Records about charts and figures
## Begin

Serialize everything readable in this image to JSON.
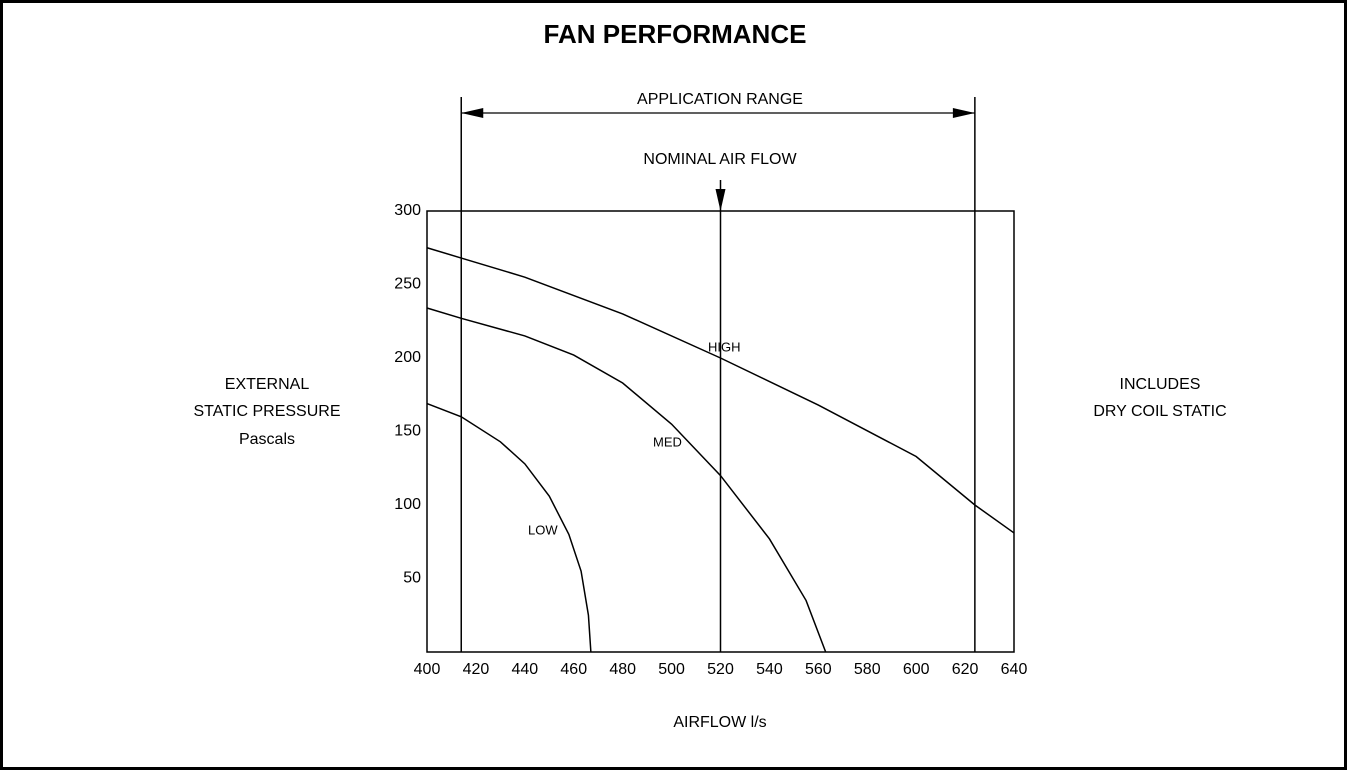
{
  "chart_data": {
    "type": "line",
    "title": "FAN PERFORMANCE",
    "x_label": "AIRFLOW l/s",
    "y_label": [
      "EXTERNAL",
      "STATIC PRESSURE",
      "Pascals"
    ],
    "note": [
      "INCLUDES",
      "DRY COIL STATIC"
    ],
    "xlim": [
      400,
      640
    ],
    "ylim": [
      0,
      300
    ],
    "xticks": [
      400,
      420,
      440,
      460,
      480,
      500,
      520,
      540,
      560,
      580,
      600,
      620,
      640
    ],
    "yticks": [
      50,
      100,
      150,
      200,
      250,
      300
    ],
    "application_range": {
      "label": "APPLICATION RANGE",
      "from": 414,
      "to": 624
    },
    "nominal_air_flow": {
      "label": "NOMINAL AIR FLOW",
      "x": 520
    },
    "series": [
      {
        "name": "HIGH",
        "color": "#000000",
        "x": [
          400,
          414,
          440,
          480,
          520,
          560,
          600,
          624,
          640
        ],
        "values": [
          275,
          268,
          255,
          230,
          200,
          168,
          133,
          100,
          81
        ]
      },
      {
        "name": "MED",
        "color": "#000000",
        "x": [
          400,
          414,
          440,
          460,
          480,
          500,
          520,
          540,
          555,
          563
        ],
        "values": [
          234,
          227,
          215,
          202,
          183,
          155,
          120,
          77,
          35,
          0
        ]
      },
      {
        "name": "LOW",
        "color": "#000000",
        "x": [
          400,
          414,
          430,
          440,
          450,
          458,
          463,
          466,
          467
        ],
        "values": [
          169,
          160,
          143,
          128,
          106,
          80,
          55,
          25,
          0
        ]
      }
    ]
  }
}
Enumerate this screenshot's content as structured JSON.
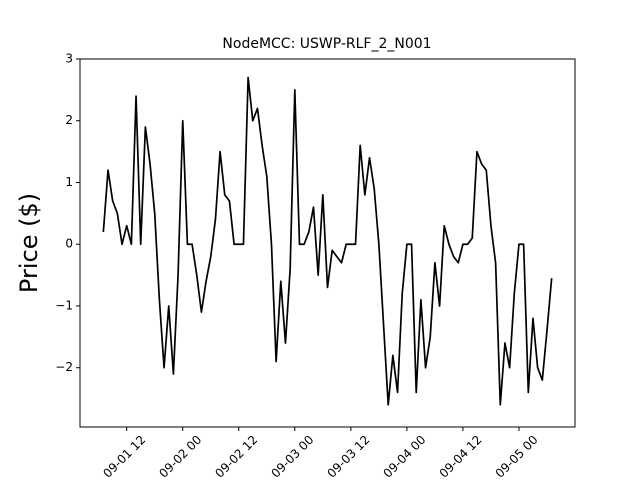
{
  "chart_data": {
    "type": "line",
    "title": "NodeMCC: USWP-RLF_2_N001",
    "y_label": "Price ($)",
    "x": [
      "09-01 07",
      "09-01 08",
      "09-01 09",
      "09-01 10",
      "09-01 11",
      "09-01 12",
      "09-01 13",
      "09-01 14",
      "09-01 15",
      "09-01 16",
      "09-01 17",
      "09-01 18",
      "09-01 19",
      "09-01 20",
      "09-01 21",
      "09-01 22",
      "09-01 23",
      "09-02 00",
      "09-02 01",
      "09-02 02",
      "09-02 03",
      "09-02 04",
      "09-02 05",
      "09-02 06",
      "09-02 07",
      "09-02 08",
      "09-02 09",
      "09-02 10",
      "09-02 11",
      "09-02 12",
      "09-02 13",
      "09-02 14",
      "09-02 15",
      "09-02 16",
      "09-02 17",
      "09-02 18",
      "09-02 19",
      "09-02 20",
      "09-02 21",
      "09-02 22",
      "09-02 23",
      "09-03 00",
      "09-03 01",
      "09-03 02",
      "09-03 03",
      "09-03 04",
      "09-03 05",
      "09-03 06",
      "09-03 07",
      "09-03 08",
      "09-03 09",
      "09-03 10",
      "09-03 11",
      "09-03 12",
      "09-03 13",
      "09-03 14",
      "09-03 15",
      "09-03 16",
      "09-03 17",
      "09-03 18",
      "09-03 19",
      "09-03 20",
      "09-03 21",
      "09-03 22",
      "09-03 23",
      "09-04 00",
      "09-04 01",
      "09-04 02",
      "09-04 03",
      "09-04 04",
      "09-04 05",
      "09-04 06",
      "09-04 07",
      "09-04 08",
      "09-04 09",
      "09-04 10",
      "09-04 11",
      "09-04 12",
      "09-04 13",
      "09-04 14",
      "09-04 15",
      "09-04 16",
      "09-04 17",
      "09-04 18",
      "09-04 19",
      "09-04 20",
      "09-04 21",
      "09-04 22",
      "09-04 23",
      "09-05 00",
      "09-05 01",
      "09-05 02",
      "09-05 03",
      "09-05 04",
      "09-05 05",
      "09-05 06",
      "09-05 07"
    ],
    "series": [
      {
        "name": "USWP-RLF_2_N001",
        "color": "#000000",
        "values": [
          0.2,
          1.2,
          0.7,
          0.5,
          0,
          0.3,
          0,
          2.4,
          0,
          1.9,
          1.3,
          0.5,
          -0.9,
          -2.0,
          -1.0,
          -2.1,
          -0.5,
          2.0,
          0,
          0,
          -0.5,
          -1.1,
          -0.6,
          -0.2,
          0.4,
          1.5,
          0.8,
          0.7,
          0,
          0,
          0,
          2.7,
          2.0,
          2.2,
          1.6,
          1.1,
          0,
          -1.9,
          -0.6,
          -1.6,
          -0.4,
          2.5,
          0,
          0,
          0.2,
          0.6,
          -0.5,
          0.8,
          -0.7,
          -0.1,
          -0.2,
          -0.3,
          0,
          0,
          0,
          1.6,
          0.8,
          1.4,
          0.9,
          0,
          -1.3,
          -2.6,
          -1.8,
          -2.4,
          -0.8,
          0,
          0,
          -2.4,
          -0.9,
          -2.0,
          -1.5,
          -0.3,
          -1.0,
          0.3,
          0,
          -0.2,
          -0.3,
          0,
          0,
          0.1,
          1.5,
          1.3,
          1.2,
          0.3,
          -0.3,
          -2.6,
          -1.6,
          -2.0,
          -0.8,
          0,
          0,
          -2.4,
          -1.2,
          -2.0,
          -2.2,
          -1.4,
          -0.55
        ]
      }
    ],
    "xlim": [
      "09-01 02",
      "09-05 12"
    ],
    "xticks": [
      "09-01 12",
      "09-02 00",
      "09-02 12",
      "09-03 00",
      "09-03 12",
      "09-04 00",
      "09-04 12",
      "09-05 00"
    ],
    "ylim": [
      -2.96,
      3
    ],
    "yticks": [
      {
        "value": -2,
        "label": "−2"
      },
      {
        "value": -1,
        "label": "−1"
      },
      0,
      1,
      2,
      3
    ]
  }
}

## End

Short task.
Pictures in the data above should not be copied; transcribe everything else exactly.

Solved problem.
Serialize everything readable in this image to JSON.
{
  "chart_data": {
    "type": "line",
    "title": "FAN PERFORMANCE",
    "x_label": "AIRFLOW l/s",
    "y_label": [
      "EXTERNAL",
      "STATIC PRESSURE",
      "Pascals"
    ],
    "note": [
      "INCLUDES",
      "DRY COIL STATIC"
    ],
    "xlim": [
      400,
      640
    ],
    "ylim": [
      0,
      300
    ],
    "xticks": [
      400,
      420,
      440,
      460,
      480,
      500,
      520,
      540,
      560,
      580,
      600,
      620,
      640
    ],
    "yticks": [
      50,
      100,
      150,
      200,
      250,
      300
    ],
    "application_range": {
      "label": "APPLICATION RANGE",
      "from": 414,
      "to": 624
    },
    "nominal_air_flow": {
      "label": "NOMINAL AIR FLOW",
      "x": 520
    },
    "series": [
      {
        "name": "HIGH",
        "color": "#000000",
        "x": [
          400,
          414,
          440,
          480,
          520,
          560,
          600,
          624,
          640
        ],
        "values": [
          275,
          268,
          255,
          230,
          200,
          168,
          133,
          100,
          81
        ]
      },
      {
        "name": "MED",
        "color": "#000000",
        "x": [
          400,
          414,
          440,
          460,
          480,
          500,
          520,
          540,
          555,
          563
        ],
        "values": [
          234,
          227,
          215,
          202,
          183,
          155,
          120,
          77,
          35,
          0
        ]
      },
      {
        "name": "LOW",
        "color": "#000000",
        "x": [
          400,
          414,
          430,
          440,
          450,
          458,
          463,
          466,
          467
        ],
        "values": [
          169,
          160,
          143,
          128,
          106,
          80,
          55,
          25,
          0
        ]
      }
    ]
  }
}
Enumerate this screenshot's content as structured JSON.
{
  "chart_data": {
    "type": "line",
    "title": "NodeMCC: USWP-RLF_2_N001",
    "y_label": "Price ($)",
    "x": [
      "09-01 07",
      "09-01 08",
      "09-01 09",
      "09-01 10",
      "09-01 11",
      "09-01 12",
      "09-01 13",
      "09-01 14",
      "09-01 15",
      "09-01 16",
      "09-01 17",
      "09-01 18",
      "09-01 19",
      "09-01 20",
      "09-01 21",
      "09-01 22",
      "09-01 23",
      "09-02 00",
      "09-02 01",
      "09-02 02",
      "09-02 03",
      "09-02 04",
      "09-02 05",
      "09-02 06",
      "09-02 07",
      "09-02 08",
      "09-02 09",
      "09-02 10",
      "09-02 11",
      "09-02 12",
      "09-02 13",
      "09-02 14",
      "09-02 15",
      "09-02 16",
      "09-02 17",
      "09-02 18",
      "09-02 19",
      "09-02 20",
      "09-02 21",
      "09-02 22",
      "09-02 23",
      "09-03 00",
      "09-03 01",
      "09-03 02",
      "09-03 03",
      "09-03 04",
      "09-03 05",
      "09-03 06",
      "09-03 07",
      "09-03 08",
      "09-03 09",
      "09-03 10",
      "09-03 11",
      "09-03 12",
      "09-03 13",
      "09-03 14",
      "09-03 15",
      "09-03 16",
      "09-03 17",
      "09-03 18",
      "09-03 19",
      "09-03 20",
      "09-03 21",
      "09-03 22",
      "09-03 23",
      "09-04 00",
      "09-04 01",
      "09-04 02",
      "09-04 03",
      "09-04 04",
      "09-04 05",
      "09-04 06",
      "09-04 07",
      "09-04 08",
      "09-04 09",
      "09-04 10",
      "09-04 11",
      "09-04 12",
      "09-04 13",
      "09-04 14",
      "09-04 15",
      "09-04 16",
      "09-04 17",
      "09-04 18",
      "09-04 19",
      "09-04 20",
      "09-04 21",
      "09-04 22",
      "09-04 23",
      "09-05 00",
      "09-05 01",
      "09-05 02",
      "09-05 03",
      "09-05 04",
      "09-05 05",
      "09-05 06",
      "09-05 07"
    ],
    "series": [
      {
        "name": "USWP-RLF_2_N001",
        "color": "#000000",
        "values": [
          0.2,
          1.2,
          0.7,
          0.5,
          0,
          0.3,
          0,
          2.4,
          0,
          1.9,
          1.3,
          0.5,
          -0.9,
          -2.0,
          -1.0,
          -2.1,
          -0.5,
          2.0,
          0,
          0,
          -0.5,
          -1.1,
          -0.6,
          -0.2,
          0.4,
          1.5,
          0.8,
          0.7,
          0,
          0,
          0,
          2.7,
          2.0,
          2.2,
          1.6,
          1.1,
          0,
          -1.9,
          -0.6,
          -1.6,
          -0.4,
          2.5,
          0,
          0,
          0.2,
          0.6,
          -0.5,
          0.8,
          -0.7,
          -0.1,
          -0.2,
          -0.3,
          0,
          0,
          0,
          1.6,
          0.8,
          1.4,
          0.9,
          0,
          -1.3,
          -2.6,
          -1.8,
          -2.4,
          -0.8,
          0,
          0,
          -2.4,
          -0.9,
          -2.0,
          -1.5,
          -0.3,
          -1.0,
          0.3,
          0,
          -0.2,
          -0.3,
          0,
          0,
          0.1,
          1.5,
          1.3,
          1.2,
          0.3,
          -0.3,
          -2.6,
          -1.6,
          -2.0,
          -0.8,
          0,
          0,
          -2.4,
          -1.2,
          -2.0,
          -2.2,
          -1.4,
          -0.55
        ]
      }
    ],
    "xlim": [
      "09-01 02",
      "09-05 12"
    ],
    "xticks": [
      "09-01 12",
      "09-02 00",
      "09-02 12",
      "09-03 00",
      "09-03 12",
      "09-04 00",
      "09-04 12",
      "09-05 00"
    ],
    "ylim": [
      -2.96,
      3
    ],
    "yticks": [
      {
        "value": -2,
        "label": "−2"
      },
      {
        "value": -1,
        "label": "−1"
      },
      0,
      1,
      2,
      3
    ]
  }
}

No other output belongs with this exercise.